### Task prompt
Every line below that contains "title" is to be copied.

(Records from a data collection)

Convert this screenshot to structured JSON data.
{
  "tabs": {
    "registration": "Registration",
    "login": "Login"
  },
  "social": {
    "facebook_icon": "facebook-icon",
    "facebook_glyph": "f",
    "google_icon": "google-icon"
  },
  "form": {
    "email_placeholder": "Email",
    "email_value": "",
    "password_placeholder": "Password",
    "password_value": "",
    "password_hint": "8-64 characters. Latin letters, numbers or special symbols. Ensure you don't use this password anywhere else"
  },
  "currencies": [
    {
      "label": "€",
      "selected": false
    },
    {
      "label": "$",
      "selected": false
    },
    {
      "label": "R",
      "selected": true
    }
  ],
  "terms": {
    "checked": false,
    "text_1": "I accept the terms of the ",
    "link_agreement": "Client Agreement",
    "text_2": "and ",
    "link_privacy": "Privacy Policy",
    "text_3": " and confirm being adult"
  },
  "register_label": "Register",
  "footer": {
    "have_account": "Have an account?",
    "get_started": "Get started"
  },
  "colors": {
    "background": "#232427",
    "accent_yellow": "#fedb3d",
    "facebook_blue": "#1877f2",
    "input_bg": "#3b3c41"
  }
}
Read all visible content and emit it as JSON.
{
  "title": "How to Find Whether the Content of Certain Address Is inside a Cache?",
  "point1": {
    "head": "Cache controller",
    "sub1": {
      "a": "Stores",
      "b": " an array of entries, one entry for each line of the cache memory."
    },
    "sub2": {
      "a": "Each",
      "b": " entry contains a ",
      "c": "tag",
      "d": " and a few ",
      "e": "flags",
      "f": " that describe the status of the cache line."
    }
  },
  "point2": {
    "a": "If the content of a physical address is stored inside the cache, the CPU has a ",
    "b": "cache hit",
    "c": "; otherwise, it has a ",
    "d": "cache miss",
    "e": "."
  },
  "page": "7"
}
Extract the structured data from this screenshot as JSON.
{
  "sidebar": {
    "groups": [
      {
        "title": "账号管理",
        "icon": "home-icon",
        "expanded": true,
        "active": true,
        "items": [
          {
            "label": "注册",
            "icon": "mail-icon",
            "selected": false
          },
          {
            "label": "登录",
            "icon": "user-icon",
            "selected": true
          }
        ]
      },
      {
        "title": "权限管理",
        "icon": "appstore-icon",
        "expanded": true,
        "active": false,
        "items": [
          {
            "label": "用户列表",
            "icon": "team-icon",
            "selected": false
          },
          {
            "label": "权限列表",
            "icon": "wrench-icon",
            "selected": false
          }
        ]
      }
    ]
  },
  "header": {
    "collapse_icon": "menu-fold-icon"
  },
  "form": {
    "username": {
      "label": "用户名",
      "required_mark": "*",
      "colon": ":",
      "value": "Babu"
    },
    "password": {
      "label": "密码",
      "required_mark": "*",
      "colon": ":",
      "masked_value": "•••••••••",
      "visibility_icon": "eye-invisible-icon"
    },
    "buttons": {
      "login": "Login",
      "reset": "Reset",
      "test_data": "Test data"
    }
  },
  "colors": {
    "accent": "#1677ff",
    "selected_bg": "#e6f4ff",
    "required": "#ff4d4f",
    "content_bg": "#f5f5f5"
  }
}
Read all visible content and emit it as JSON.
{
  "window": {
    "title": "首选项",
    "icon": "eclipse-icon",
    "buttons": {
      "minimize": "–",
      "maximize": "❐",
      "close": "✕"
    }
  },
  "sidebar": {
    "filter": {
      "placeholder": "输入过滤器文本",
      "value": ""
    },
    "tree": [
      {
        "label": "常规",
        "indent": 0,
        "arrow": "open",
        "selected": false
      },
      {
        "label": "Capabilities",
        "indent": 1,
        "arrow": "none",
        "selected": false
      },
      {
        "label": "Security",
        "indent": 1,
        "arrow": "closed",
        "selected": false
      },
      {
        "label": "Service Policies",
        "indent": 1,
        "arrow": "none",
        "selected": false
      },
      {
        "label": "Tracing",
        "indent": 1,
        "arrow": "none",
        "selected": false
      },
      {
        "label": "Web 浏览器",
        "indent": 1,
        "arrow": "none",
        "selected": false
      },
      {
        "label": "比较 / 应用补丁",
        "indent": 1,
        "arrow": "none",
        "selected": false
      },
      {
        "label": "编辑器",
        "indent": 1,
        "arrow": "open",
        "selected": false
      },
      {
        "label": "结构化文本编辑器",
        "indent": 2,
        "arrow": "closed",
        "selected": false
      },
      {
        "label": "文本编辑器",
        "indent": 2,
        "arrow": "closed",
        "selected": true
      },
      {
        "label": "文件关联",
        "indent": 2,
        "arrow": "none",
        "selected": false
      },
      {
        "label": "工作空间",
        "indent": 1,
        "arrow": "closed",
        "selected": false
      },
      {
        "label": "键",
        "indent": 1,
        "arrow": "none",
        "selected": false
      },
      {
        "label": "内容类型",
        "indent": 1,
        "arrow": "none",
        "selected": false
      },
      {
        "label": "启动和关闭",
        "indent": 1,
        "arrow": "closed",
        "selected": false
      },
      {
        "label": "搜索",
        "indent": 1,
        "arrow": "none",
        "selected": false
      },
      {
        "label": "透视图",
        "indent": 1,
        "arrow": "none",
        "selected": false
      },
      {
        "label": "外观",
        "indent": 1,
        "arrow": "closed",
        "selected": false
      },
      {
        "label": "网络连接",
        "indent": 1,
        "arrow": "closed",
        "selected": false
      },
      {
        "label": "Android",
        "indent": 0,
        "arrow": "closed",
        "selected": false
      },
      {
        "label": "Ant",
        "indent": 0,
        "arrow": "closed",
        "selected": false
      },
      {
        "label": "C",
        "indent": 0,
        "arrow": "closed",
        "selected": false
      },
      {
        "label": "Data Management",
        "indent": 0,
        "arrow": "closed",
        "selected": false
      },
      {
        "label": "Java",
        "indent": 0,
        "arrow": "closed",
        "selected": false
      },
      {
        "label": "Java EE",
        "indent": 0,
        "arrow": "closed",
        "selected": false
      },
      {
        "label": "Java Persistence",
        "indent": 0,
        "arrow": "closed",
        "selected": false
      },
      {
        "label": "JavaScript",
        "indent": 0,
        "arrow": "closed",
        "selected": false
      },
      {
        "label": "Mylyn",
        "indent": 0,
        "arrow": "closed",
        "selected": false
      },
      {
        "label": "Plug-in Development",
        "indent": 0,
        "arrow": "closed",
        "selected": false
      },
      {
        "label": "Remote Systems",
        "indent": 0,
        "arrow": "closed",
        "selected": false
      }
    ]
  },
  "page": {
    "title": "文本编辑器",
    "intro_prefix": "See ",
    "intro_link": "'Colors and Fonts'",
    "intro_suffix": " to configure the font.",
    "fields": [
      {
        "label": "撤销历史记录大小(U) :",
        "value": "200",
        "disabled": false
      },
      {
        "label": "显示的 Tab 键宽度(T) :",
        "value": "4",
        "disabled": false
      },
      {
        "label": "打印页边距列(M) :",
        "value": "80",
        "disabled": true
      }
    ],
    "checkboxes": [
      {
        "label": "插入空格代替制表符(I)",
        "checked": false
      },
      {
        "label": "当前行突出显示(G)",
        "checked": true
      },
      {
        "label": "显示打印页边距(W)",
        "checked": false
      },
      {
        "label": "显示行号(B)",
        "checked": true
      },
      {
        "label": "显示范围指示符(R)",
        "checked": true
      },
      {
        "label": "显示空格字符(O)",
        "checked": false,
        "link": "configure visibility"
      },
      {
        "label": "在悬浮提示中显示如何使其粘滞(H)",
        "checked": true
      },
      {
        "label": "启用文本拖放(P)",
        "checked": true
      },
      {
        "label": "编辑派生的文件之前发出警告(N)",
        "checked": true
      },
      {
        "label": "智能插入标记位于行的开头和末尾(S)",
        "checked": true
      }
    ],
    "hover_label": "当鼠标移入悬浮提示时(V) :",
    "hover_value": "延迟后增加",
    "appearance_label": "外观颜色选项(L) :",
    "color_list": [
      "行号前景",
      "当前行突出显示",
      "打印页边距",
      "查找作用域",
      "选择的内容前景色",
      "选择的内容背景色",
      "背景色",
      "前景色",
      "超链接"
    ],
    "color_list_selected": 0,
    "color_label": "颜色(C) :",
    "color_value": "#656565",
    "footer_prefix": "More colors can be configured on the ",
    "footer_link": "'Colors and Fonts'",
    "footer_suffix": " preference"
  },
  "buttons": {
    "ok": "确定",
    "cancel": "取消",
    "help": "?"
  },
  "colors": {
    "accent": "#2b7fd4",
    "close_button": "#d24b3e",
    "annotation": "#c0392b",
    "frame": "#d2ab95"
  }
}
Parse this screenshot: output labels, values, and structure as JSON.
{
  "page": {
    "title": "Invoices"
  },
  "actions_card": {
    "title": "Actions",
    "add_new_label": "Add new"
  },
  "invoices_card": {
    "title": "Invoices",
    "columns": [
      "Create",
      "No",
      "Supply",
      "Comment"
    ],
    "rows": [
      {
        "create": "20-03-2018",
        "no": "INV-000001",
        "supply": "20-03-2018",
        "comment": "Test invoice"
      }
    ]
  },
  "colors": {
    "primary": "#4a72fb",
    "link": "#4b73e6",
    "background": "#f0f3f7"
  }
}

### Answer for this exercise
  "title": "How to Find Whether the Content of Certain Address Is inside a Cache?",
        "title": "账号管理",
        "title": "权限管理",
    "title": "首选项",
    "title": "文本编辑器",
    "title": "Invoices"
    "title": "Actions",
    "title": "Invoices",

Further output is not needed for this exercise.